▶ [TASK OBJECTIVE]
Set down, in full, every record in the block.

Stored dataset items
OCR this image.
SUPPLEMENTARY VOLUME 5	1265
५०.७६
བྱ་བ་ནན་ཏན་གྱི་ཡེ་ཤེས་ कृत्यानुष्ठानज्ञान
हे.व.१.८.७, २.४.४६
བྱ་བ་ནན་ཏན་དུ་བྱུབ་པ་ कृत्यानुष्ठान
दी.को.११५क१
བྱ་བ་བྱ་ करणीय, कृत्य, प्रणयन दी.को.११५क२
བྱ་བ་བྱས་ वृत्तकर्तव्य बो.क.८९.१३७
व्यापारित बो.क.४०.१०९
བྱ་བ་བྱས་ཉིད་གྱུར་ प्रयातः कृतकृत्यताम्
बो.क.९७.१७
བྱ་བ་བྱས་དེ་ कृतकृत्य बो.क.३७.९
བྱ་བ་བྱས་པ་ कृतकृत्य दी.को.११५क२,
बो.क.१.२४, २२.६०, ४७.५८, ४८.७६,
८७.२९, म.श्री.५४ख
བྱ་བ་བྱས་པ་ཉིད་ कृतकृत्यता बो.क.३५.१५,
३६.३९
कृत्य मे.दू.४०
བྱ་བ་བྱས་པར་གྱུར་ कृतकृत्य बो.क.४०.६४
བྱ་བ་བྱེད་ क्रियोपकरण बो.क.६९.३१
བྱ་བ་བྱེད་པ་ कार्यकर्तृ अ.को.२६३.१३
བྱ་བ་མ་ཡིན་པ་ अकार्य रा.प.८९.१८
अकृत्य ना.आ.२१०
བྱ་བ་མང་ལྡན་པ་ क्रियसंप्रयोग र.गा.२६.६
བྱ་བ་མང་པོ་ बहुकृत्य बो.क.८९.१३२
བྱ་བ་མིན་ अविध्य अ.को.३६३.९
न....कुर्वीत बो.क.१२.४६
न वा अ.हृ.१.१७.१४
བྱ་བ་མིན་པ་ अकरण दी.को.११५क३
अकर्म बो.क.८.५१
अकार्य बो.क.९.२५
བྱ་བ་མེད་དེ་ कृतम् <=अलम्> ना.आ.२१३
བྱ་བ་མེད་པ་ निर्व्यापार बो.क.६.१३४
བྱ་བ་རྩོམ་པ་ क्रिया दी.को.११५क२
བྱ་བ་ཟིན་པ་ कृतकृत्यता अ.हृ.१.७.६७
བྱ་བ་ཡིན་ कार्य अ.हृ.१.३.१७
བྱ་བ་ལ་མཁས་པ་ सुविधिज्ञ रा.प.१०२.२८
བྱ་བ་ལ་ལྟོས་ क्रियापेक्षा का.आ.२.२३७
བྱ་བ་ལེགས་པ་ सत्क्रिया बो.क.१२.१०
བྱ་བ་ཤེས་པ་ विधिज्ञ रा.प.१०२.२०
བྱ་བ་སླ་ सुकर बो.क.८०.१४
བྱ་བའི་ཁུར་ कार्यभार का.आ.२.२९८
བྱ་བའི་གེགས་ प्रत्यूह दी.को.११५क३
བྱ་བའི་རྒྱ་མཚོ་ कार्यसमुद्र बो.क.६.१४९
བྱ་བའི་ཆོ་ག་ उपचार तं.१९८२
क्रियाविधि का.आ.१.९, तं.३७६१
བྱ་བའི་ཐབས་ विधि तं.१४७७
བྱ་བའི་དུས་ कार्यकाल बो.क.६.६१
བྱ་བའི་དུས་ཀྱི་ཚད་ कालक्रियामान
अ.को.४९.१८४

▶ [OUTPUT OF THE EXERCISE]
OCR this image.
SUPPLEMENTARY VOLUME 5	1265
५०.७६
བྱ་བ་ནན་ཏན་གྱི་ཡེ་ཤེས་ कृत्यानुष्ठानज्ञान
हे.व.१.८.७, २.४.४६
བྱ་བ་ནན་ཏན་དུ་བྱུབ་པ་ कृत्यानुष्ठान
दी.को.११५क१
བྱ་བ་བྱ་ करणीय, कृत्य, प्रणयन दी.को.११५क२
བྱ་བ་བྱས་ वृत्तकर्तव्य बो.क.८९.१३७
व्यापारित बो.क.४०.१०९
བྱ་བ་བྱས་ཉིད་གྱུར་ प्रयातः कृतकृत्यताम्
बो.क.९७.१७
བྱ་བ་བྱས་དེ་ कृतकृत्य बो.क.३७.९
བྱ་བ་བྱས་པ་ कृतकृत्य दी.को.११५क२,
बो.क.१.२४, २२.६०, ४७.५८, ४८.७६,
८७.२९, म.श्री.५४ख
བྱ་བ་བྱས་པ་ཉིད་ कृतकृत्यता बो.क.३५.१५,
३६.३९
कृत्य मे.दू.४०
བྱ་བ་བྱས་པར་གྱུར་ कृतकृत्य बो.क.४०.६४
བྱ་བ་བྱེད་ क्रियोपकरण बो.क.६९.३१
བྱ་བ་བྱེད་པ་ कार्यकर्तृ अ.को.२६३.१३
བྱ་བ་མ་ཡིན་པ་ अकार्य रा.प.८९.१८
अकृत्य ना.आ.२१०
བྱ་བ་མང་ལྡན་པ་ क्रियसंप्रयोग र.गा.२६.६
བྱ་བ་མང་པོ་ बहुकृत्य बो.क.८९.१३२
བྱ་བ་མིན་ अविध्य अ.को.३६३.९
न....कुर्वीत बो.क.१२.४६
न वा अ.हृ.१.१७.१४
བྱ་བ་མིན་པ་ अकरण दी.को.११५क३
अकर्म बो.क.८.५१
अकार्य बो.क.९.२५
བྱ་བ་མེད་དེ་ कृतम् <=अलम्> ना.आ.२१३
བྱ་བ་མེད་པ་ निर्व्यापार बो.क.६.१३४
བྱ་བ་རྩོམ་པ་ क्रिया दी.को.११५क२
བྱ་བ་ཟིན་པ་ कृतकृत्यता अ.हृ.१.७.६७
བྱ་བ་ཡིན་ कार्य अ.हृ.१.३.१७
བྱ་བ་ལ་མཁས་པ་ सुविधिज्ञ रा.प.१०२.२८
བྱ་བ་ལ་ལྟོས་ क्रियापेक्षा का.आ.२.२३७
བྱ་བ་ལེགས་པ་ सत्क्रिया बो.क.१२.१०
བྱ་བ་ཤེས་པ་ विधिज्ञ रा.प.१०२.२०
བྱ་བ་སླ་ सुकर बो.क.८०.१४
བྱ་བའི་ཁུར་ कार्यभार का.आ.२.२९८
བྱ་བའི་གེགས་ प्रत्यूह दी.को.११५क३
བྱ་བའི་རྒྱ་མཚོ་ कार्यसमुद्र बो.क.६.१४९
བྱ་བའི་ཆོ་ག་ उपचार तं.१९८२
क्रियाविधि का.आ.१.९, तं.३७६१
བྱ་བའི་ཐབས་ विधि तं.१४७७
བྱ་བའི་དུས་ कार्यकाल बो.क.६.६१
བྱ་བའི་དུས་ཀྱི་ཚད་ कालक्रियामान
अ.को.४९.१८४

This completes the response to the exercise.